---------- 数据条目

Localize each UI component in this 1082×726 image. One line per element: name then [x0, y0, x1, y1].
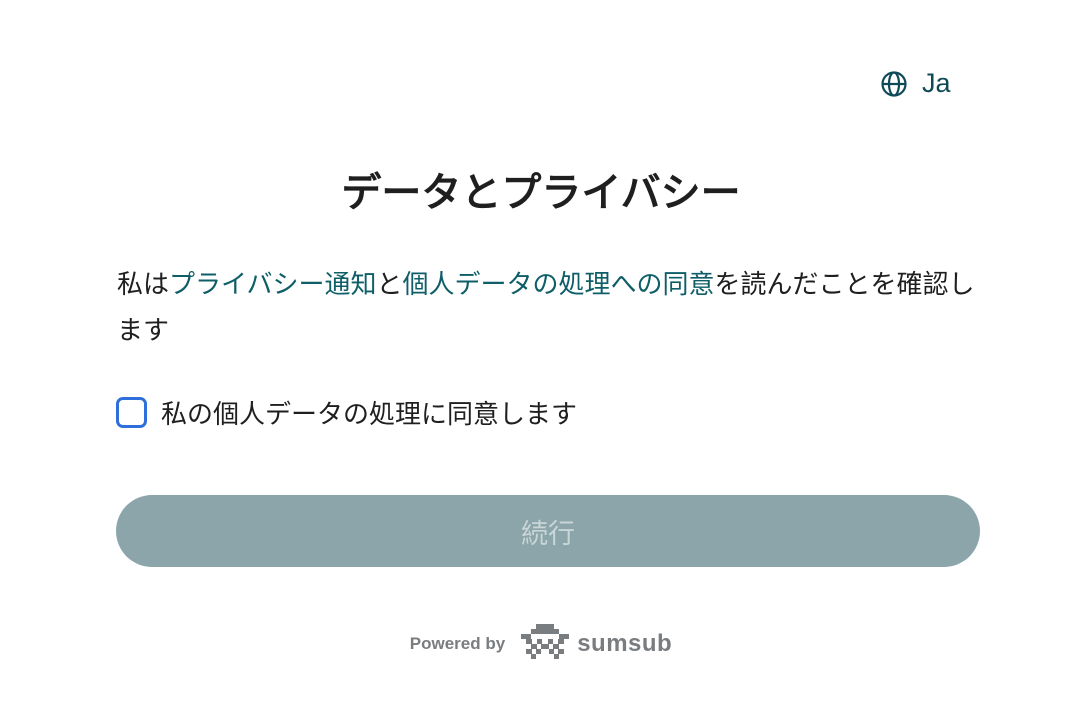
- consent-checkbox-label: 私の個人データの処理に同意します: [161, 400, 578, 430]
- sumsub-brand: sumsub: [521, 624, 672, 664]
- sumsub-logo-icon: [521, 624, 570, 664]
- powered-by-footer: Powered by sumsub: [0, 624, 1082, 664]
- powered-by-text: Powered by: [409, 634, 506, 653]
- continue-button[interactable]: 続行: [116, 495, 980, 567]
- privacy-notice-link[interactable]: プライバシー通知: [169, 270, 376, 300]
- data-processing-consent-link[interactable]: 個人データの処理への同意: [403, 270, 715, 300]
- consent-checkbox[interactable]: [116, 397, 147, 428]
- consent-checkbox-row[interactable]: 私の個人データの処理に同意します: [116, 394, 577, 431]
- globe-icon: [880, 70, 908, 98]
- page-title: データとプライバシー: [341, 170, 741, 216]
- consent-connector: と: [376, 270, 403, 300]
- language-switcher[interactable]: Ja: [880, 68, 951, 99]
- language-label: Ja: [922, 68, 951, 98]
- consent-statement: 私はプライバシー通知と個人データの処理への同意を読んだことを確認します: [117, 262, 997, 354]
- privacy-consent-page: Ja データとプライバシー 私はプライバシー通知と個人データの処理への同意を読ん…: [0, 0, 1082, 726]
- sumsub-wordmark: sumsub: [577, 630, 673, 657]
- consent-prefix: 私は: [117, 270, 170, 300]
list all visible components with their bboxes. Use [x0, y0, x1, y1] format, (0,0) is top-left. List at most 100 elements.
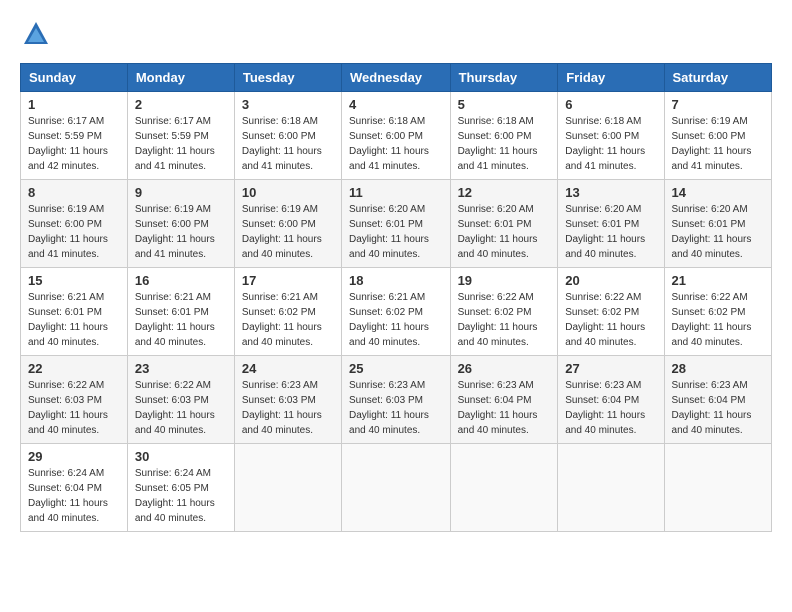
weekday-saturday: Saturday [664, 64, 771, 92]
day-number: 19 [458, 273, 551, 288]
day-number: 25 [349, 361, 443, 376]
day-info: Sunrise: 6:22 AMSunset: 6:03 PMDaylight:… [28, 380, 108, 436]
day-info: Sunrise: 6:22 AMSunset: 6:02 PMDaylight:… [565, 292, 645, 348]
logo-icon [22, 20, 50, 48]
calendar-cell: 30 Sunrise: 6:24 AMSunset: 6:05 PMDaylig… [127, 444, 234, 532]
day-number: 28 [672, 361, 764, 376]
day-info: Sunrise: 6:21 AMSunset: 6:01 PMDaylight:… [135, 292, 215, 348]
day-info: Sunrise: 6:23 AMSunset: 6:04 PMDaylight:… [565, 380, 645, 436]
calendar-week-1: 1 Sunrise: 6:17 AMSunset: 5:59 PMDayligh… [21, 92, 772, 180]
calendar-cell: 4 Sunrise: 6:18 AMSunset: 6:00 PMDayligh… [342, 92, 451, 180]
day-number: 30 [135, 449, 227, 464]
weekday-thursday: Thursday [450, 64, 558, 92]
calendar-cell: 8 Sunrise: 6:19 AMSunset: 6:00 PMDayligh… [21, 180, 128, 268]
calendar-cell: 26 Sunrise: 6:23 AMSunset: 6:04 PMDaylig… [450, 356, 558, 444]
day-info: Sunrise: 6:18 AMSunset: 6:00 PMDaylight:… [242, 116, 322, 172]
weekday-friday: Friday [558, 64, 664, 92]
calendar-cell: 17 Sunrise: 6:21 AMSunset: 6:02 PMDaylig… [234, 268, 341, 356]
day-number: 18 [349, 273, 443, 288]
calendar-cell: 9 Sunrise: 6:19 AMSunset: 6:00 PMDayligh… [127, 180, 234, 268]
day-number: 20 [565, 273, 656, 288]
page-header [20, 20, 772, 53]
calendar-cell: 14 Sunrise: 6:20 AMSunset: 6:01 PMDaylig… [664, 180, 771, 268]
calendar-cell: 22 Sunrise: 6:22 AMSunset: 6:03 PMDaylig… [21, 356, 128, 444]
calendar-cell: 12 Sunrise: 6:20 AMSunset: 6:01 PMDaylig… [450, 180, 558, 268]
day-info: Sunrise: 6:24 AMSunset: 6:04 PMDaylight:… [28, 468, 108, 524]
day-info: Sunrise: 6:21 AMSunset: 6:01 PMDaylight:… [28, 292, 108, 348]
calendar-cell: 15 Sunrise: 6:21 AMSunset: 6:01 PMDaylig… [21, 268, 128, 356]
day-info: Sunrise: 6:18 AMSunset: 6:00 PMDaylight:… [349, 116, 429, 172]
weekday-wednesday: Wednesday [342, 64, 451, 92]
day-info: Sunrise: 6:18 AMSunset: 6:00 PMDaylight:… [458, 116, 538, 172]
calendar-cell: 11 Sunrise: 6:20 AMSunset: 6:01 PMDaylig… [342, 180, 451, 268]
calendar-cell [664, 444, 771, 532]
day-number: 11 [349, 185, 443, 200]
day-number: 9 [135, 185, 227, 200]
calendar-cell: 3 Sunrise: 6:18 AMSunset: 6:00 PMDayligh… [234, 92, 341, 180]
calendar-week-5: 29 Sunrise: 6:24 AMSunset: 6:04 PMDaylig… [21, 444, 772, 532]
day-number: 23 [135, 361, 227, 376]
calendar-cell: 25 Sunrise: 6:23 AMSunset: 6:03 PMDaylig… [342, 356, 451, 444]
day-number: 27 [565, 361, 656, 376]
calendar-cell: 21 Sunrise: 6:22 AMSunset: 6:02 PMDaylig… [664, 268, 771, 356]
day-number: 24 [242, 361, 334, 376]
day-info: Sunrise: 6:17 AMSunset: 5:59 PMDaylight:… [28, 116, 108, 172]
calendar-cell: 6 Sunrise: 6:18 AMSunset: 6:00 PMDayligh… [558, 92, 664, 180]
calendar-cell: 18 Sunrise: 6:21 AMSunset: 6:02 PMDaylig… [342, 268, 451, 356]
day-info: Sunrise: 6:22 AMSunset: 6:02 PMDaylight:… [672, 292, 752, 348]
day-info: Sunrise: 6:23 AMSunset: 6:03 PMDaylight:… [349, 380, 429, 436]
day-number: 6 [565, 97, 656, 112]
day-info: Sunrise: 6:19 AMSunset: 6:00 PMDaylight:… [28, 204, 108, 260]
day-info: Sunrise: 6:19 AMSunset: 6:00 PMDaylight:… [135, 204, 215, 260]
calendar-cell: 5 Sunrise: 6:18 AMSunset: 6:00 PMDayligh… [450, 92, 558, 180]
calendar-cell: 27 Sunrise: 6:23 AMSunset: 6:04 PMDaylig… [558, 356, 664, 444]
day-number: 4 [349, 97, 443, 112]
day-number: 1 [28, 97, 120, 112]
calendar-week-4: 22 Sunrise: 6:22 AMSunset: 6:03 PMDaylig… [21, 356, 772, 444]
day-number: 12 [458, 185, 551, 200]
calendar-cell: 1 Sunrise: 6:17 AMSunset: 5:59 PMDayligh… [21, 92, 128, 180]
day-info: Sunrise: 6:24 AMSunset: 6:05 PMDaylight:… [135, 468, 215, 524]
calendar-cell: 7 Sunrise: 6:19 AMSunset: 6:00 PMDayligh… [664, 92, 771, 180]
day-info: Sunrise: 6:22 AMSunset: 6:02 PMDaylight:… [458, 292, 538, 348]
day-info: Sunrise: 6:20 AMSunset: 6:01 PMDaylight:… [565, 204, 645, 260]
day-number: 29 [28, 449, 120, 464]
day-number: 26 [458, 361, 551, 376]
day-info: Sunrise: 6:18 AMSunset: 6:00 PMDaylight:… [565, 116, 645, 172]
weekday-monday: Monday [127, 64, 234, 92]
calendar-cell [450, 444, 558, 532]
calendar-cell: 10 Sunrise: 6:19 AMSunset: 6:00 PMDaylig… [234, 180, 341, 268]
weekday-sunday: Sunday [21, 64, 128, 92]
calendar-cell: 19 Sunrise: 6:22 AMSunset: 6:02 PMDaylig… [450, 268, 558, 356]
calendar-cell: 29 Sunrise: 6:24 AMSunset: 6:04 PMDaylig… [21, 444, 128, 532]
calendar-week-2: 8 Sunrise: 6:19 AMSunset: 6:00 PMDayligh… [21, 180, 772, 268]
day-info: Sunrise: 6:19 AMSunset: 6:00 PMDaylight:… [672, 116, 752, 172]
calendar-week-3: 15 Sunrise: 6:21 AMSunset: 6:01 PMDaylig… [21, 268, 772, 356]
day-info: Sunrise: 6:21 AMSunset: 6:02 PMDaylight:… [349, 292, 429, 348]
day-number: 21 [672, 273, 764, 288]
day-info: Sunrise: 6:20 AMSunset: 6:01 PMDaylight:… [672, 204, 752, 260]
day-number: 3 [242, 97, 334, 112]
calendar-body: 1 Sunrise: 6:17 AMSunset: 5:59 PMDayligh… [21, 92, 772, 532]
day-number: 16 [135, 273, 227, 288]
day-number: 8 [28, 185, 120, 200]
day-number: 2 [135, 97, 227, 112]
day-info: Sunrise: 6:21 AMSunset: 6:02 PMDaylight:… [242, 292, 322, 348]
day-info: Sunrise: 6:23 AMSunset: 6:04 PMDaylight:… [458, 380, 538, 436]
day-number: 14 [672, 185, 764, 200]
day-number: 13 [565, 185, 656, 200]
weekday-tuesday: Tuesday [234, 64, 341, 92]
day-info: Sunrise: 6:19 AMSunset: 6:00 PMDaylight:… [242, 204, 322, 260]
calendar-cell: 20 Sunrise: 6:22 AMSunset: 6:02 PMDaylig… [558, 268, 664, 356]
calendar-cell: 13 Sunrise: 6:20 AMSunset: 6:01 PMDaylig… [558, 180, 664, 268]
calendar-cell: 2 Sunrise: 6:17 AMSunset: 5:59 PMDayligh… [127, 92, 234, 180]
logo [20, 20, 50, 53]
calendar-cell: 28 Sunrise: 6:23 AMSunset: 6:04 PMDaylig… [664, 356, 771, 444]
day-info: Sunrise: 6:20 AMSunset: 6:01 PMDaylight:… [458, 204, 538, 260]
calendar-cell [234, 444, 341, 532]
calendar-cell: 23 Sunrise: 6:22 AMSunset: 6:03 PMDaylig… [127, 356, 234, 444]
calendar-cell [342, 444, 451, 532]
calendar-cell [558, 444, 664, 532]
day-info: Sunrise: 6:23 AMSunset: 6:03 PMDaylight:… [242, 380, 322, 436]
calendar-cell: 16 Sunrise: 6:21 AMSunset: 6:01 PMDaylig… [127, 268, 234, 356]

--------------------

> _任务要求_: 请改写上方条目中的这些行：从包含“weekday-saturday: Saturday [664, 64, 771, 92]”的那一行起，到包含“day-number: 18 [349, 273, 443, 288]”的那一行为止，首尾两行都算在内。把其中的“day-info”全部换成“day-details”，其余内容一律保持不变。

> _回答_:
weekday-saturday: Saturday [664, 64, 771, 92]
day-number: 19 [458, 273, 551, 288]
day-number: 25 [349, 361, 443, 376]
day-details: Sunrise: 6:22 AMSunset: 6:03 PMDaylight:… [28, 380, 108, 436]
day-details: Sunrise: 6:22 AMSunset: 6:02 PMDaylight:… [565, 292, 645, 348]
logo-icon [22, 20, 50, 48]
calendar-cell: 30 Sunrise: 6:24 AMSunset: 6:05 PMDaylig… [127, 444, 234, 532]
day-number: 28 [672, 361, 764, 376]
day-details: Sunrise: 6:21 AMSunset: 6:01 PMDaylight:… [135, 292, 215, 348]
day-details: Sunrise: 6:23 AMSunset: 6:04 PMDaylight:… [565, 380, 645, 436]
calendar-week-1: 1 Sunrise: 6:17 AMSunset: 5:59 PMDayligh… [21, 92, 772, 180]
calendar-cell: 4 Sunrise: 6:18 AMSunset: 6:00 PMDayligh… [342, 92, 451, 180]
day-number: 30 [135, 449, 227, 464]
weekday-thursday: Thursday [450, 64, 558, 92]
calendar-cell: 8 Sunrise: 6:19 AMSunset: 6:00 PMDayligh… [21, 180, 128, 268]
calendar-cell: 26 Sunrise: 6:23 AMSunset: 6:04 PMDaylig… [450, 356, 558, 444]
day-details: Sunrise: 6:18 AMSunset: 6:00 PMDaylight:… [242, 116, 322, 172]
weekday-friday: Friday [558, 64, 664, 92]
calendar-cell: 17 Sunrise: 6:21 AMSunset: 6:02 PMDaylig… [234, 268, 341, 356]
day-number: 18 [349, 273, 443, 288]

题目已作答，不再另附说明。